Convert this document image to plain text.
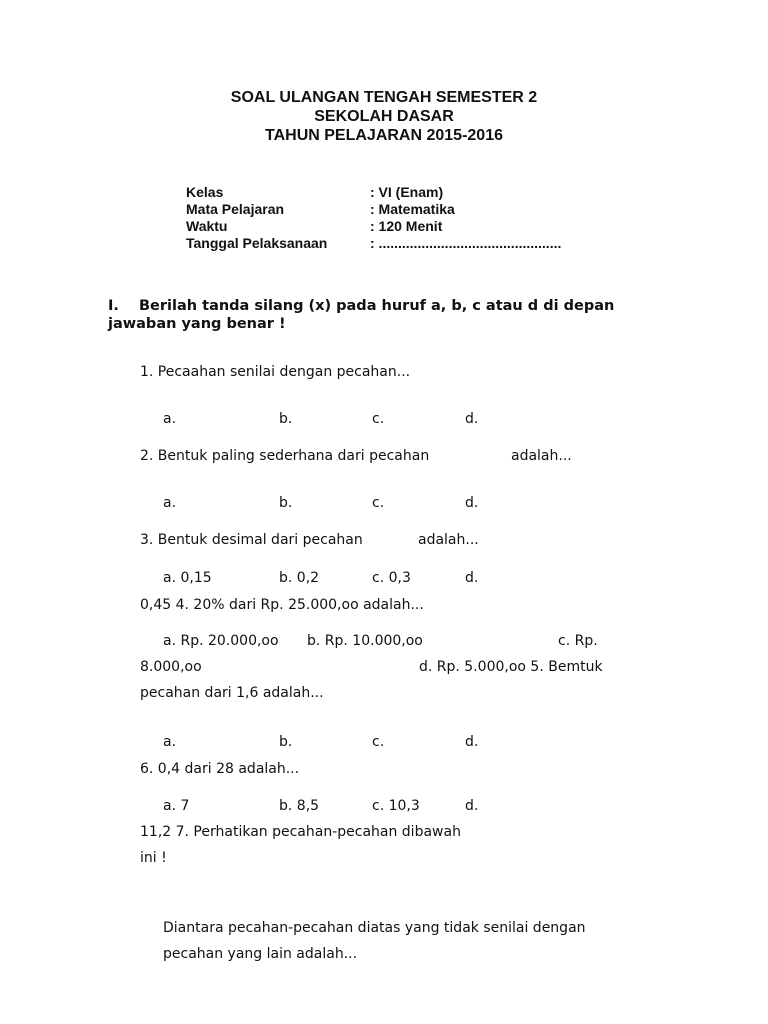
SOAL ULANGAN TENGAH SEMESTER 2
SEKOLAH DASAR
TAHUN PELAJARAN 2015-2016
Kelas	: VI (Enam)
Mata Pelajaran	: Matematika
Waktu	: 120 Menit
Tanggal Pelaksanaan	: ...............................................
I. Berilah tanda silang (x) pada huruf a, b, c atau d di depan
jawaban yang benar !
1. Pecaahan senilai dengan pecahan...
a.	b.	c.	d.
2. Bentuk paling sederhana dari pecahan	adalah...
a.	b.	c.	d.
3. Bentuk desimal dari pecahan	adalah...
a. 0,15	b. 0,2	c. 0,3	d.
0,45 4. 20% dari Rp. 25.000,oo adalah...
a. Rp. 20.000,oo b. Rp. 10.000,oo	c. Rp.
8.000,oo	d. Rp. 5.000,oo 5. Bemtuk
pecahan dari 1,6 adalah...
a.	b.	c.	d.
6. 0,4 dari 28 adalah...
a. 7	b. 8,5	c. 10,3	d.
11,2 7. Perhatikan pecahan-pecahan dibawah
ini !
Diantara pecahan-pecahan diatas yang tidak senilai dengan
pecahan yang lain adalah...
______________________________
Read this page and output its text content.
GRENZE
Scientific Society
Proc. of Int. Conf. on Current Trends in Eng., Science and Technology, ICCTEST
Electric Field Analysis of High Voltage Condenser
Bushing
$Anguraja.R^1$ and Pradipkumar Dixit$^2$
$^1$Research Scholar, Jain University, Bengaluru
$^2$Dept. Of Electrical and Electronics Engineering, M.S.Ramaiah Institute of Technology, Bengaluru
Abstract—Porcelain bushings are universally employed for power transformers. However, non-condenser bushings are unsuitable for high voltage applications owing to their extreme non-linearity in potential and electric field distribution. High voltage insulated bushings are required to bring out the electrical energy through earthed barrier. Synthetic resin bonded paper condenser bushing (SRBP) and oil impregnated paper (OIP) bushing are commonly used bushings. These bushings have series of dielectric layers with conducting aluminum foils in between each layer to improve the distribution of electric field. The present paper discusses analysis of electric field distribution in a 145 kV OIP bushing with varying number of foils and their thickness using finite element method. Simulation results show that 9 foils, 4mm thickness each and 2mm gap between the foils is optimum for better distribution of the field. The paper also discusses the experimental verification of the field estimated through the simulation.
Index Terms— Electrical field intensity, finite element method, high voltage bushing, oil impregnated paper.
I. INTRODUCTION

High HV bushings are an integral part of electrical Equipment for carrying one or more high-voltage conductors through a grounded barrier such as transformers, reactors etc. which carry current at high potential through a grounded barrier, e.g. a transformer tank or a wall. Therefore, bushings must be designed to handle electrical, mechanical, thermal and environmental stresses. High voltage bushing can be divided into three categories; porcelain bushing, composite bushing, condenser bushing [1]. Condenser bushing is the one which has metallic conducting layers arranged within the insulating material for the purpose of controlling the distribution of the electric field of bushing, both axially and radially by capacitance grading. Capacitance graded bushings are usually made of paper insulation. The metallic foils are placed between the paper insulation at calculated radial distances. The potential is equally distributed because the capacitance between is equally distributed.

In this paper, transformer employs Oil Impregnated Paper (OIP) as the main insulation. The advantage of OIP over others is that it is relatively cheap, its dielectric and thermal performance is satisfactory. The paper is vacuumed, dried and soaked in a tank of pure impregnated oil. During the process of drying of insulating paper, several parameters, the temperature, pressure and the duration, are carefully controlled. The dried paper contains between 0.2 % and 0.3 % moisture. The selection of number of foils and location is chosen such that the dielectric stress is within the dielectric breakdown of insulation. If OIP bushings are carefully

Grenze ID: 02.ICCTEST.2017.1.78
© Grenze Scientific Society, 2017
______________________________
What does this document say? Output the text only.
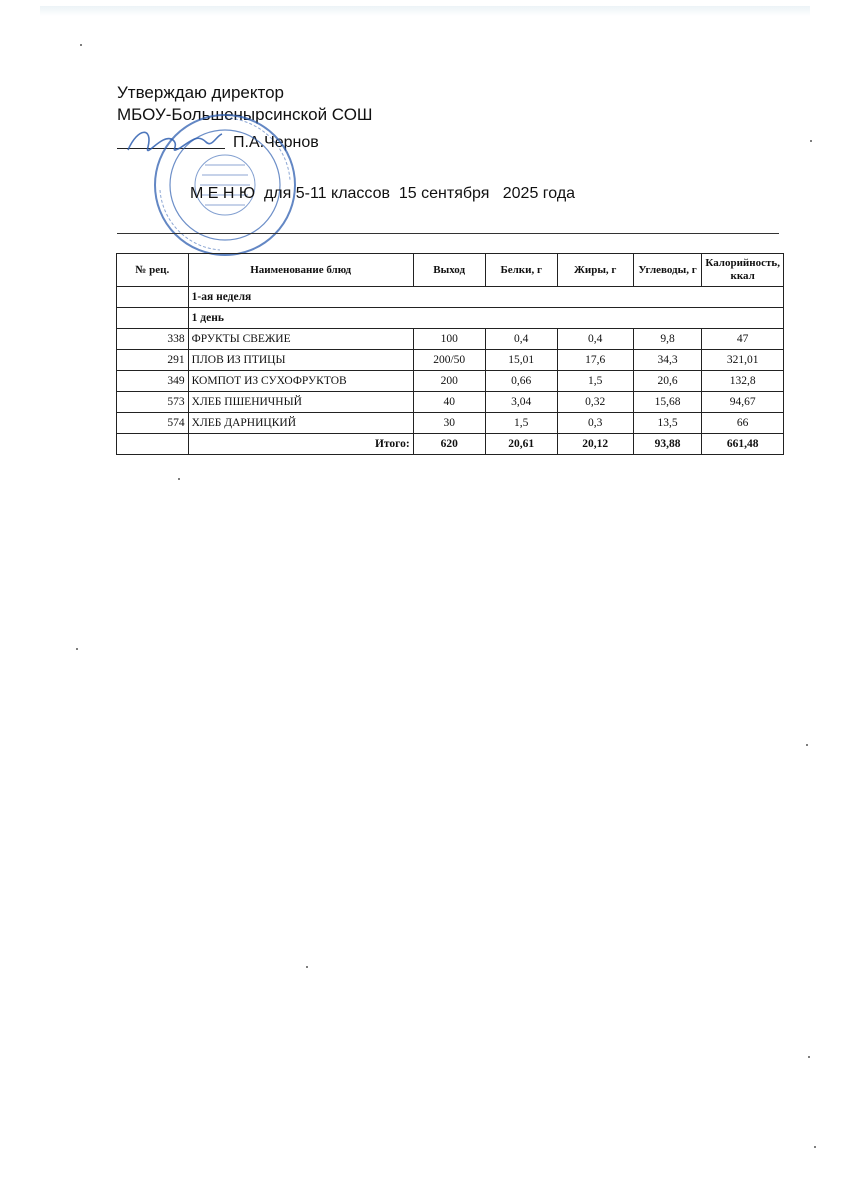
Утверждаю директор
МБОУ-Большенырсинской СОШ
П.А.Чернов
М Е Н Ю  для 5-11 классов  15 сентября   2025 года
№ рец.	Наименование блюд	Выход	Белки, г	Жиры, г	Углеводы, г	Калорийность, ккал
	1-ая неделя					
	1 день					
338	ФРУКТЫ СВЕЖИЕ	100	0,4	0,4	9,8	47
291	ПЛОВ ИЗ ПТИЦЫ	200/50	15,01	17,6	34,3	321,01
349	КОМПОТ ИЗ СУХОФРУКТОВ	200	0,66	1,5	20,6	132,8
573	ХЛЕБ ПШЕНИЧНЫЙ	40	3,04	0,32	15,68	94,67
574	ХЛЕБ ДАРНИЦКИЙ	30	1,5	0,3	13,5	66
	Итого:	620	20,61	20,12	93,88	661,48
______________________________
**The exercise:**
Answer with one number only: how many lines above contain the word "Scientific".

**Solution below:**
2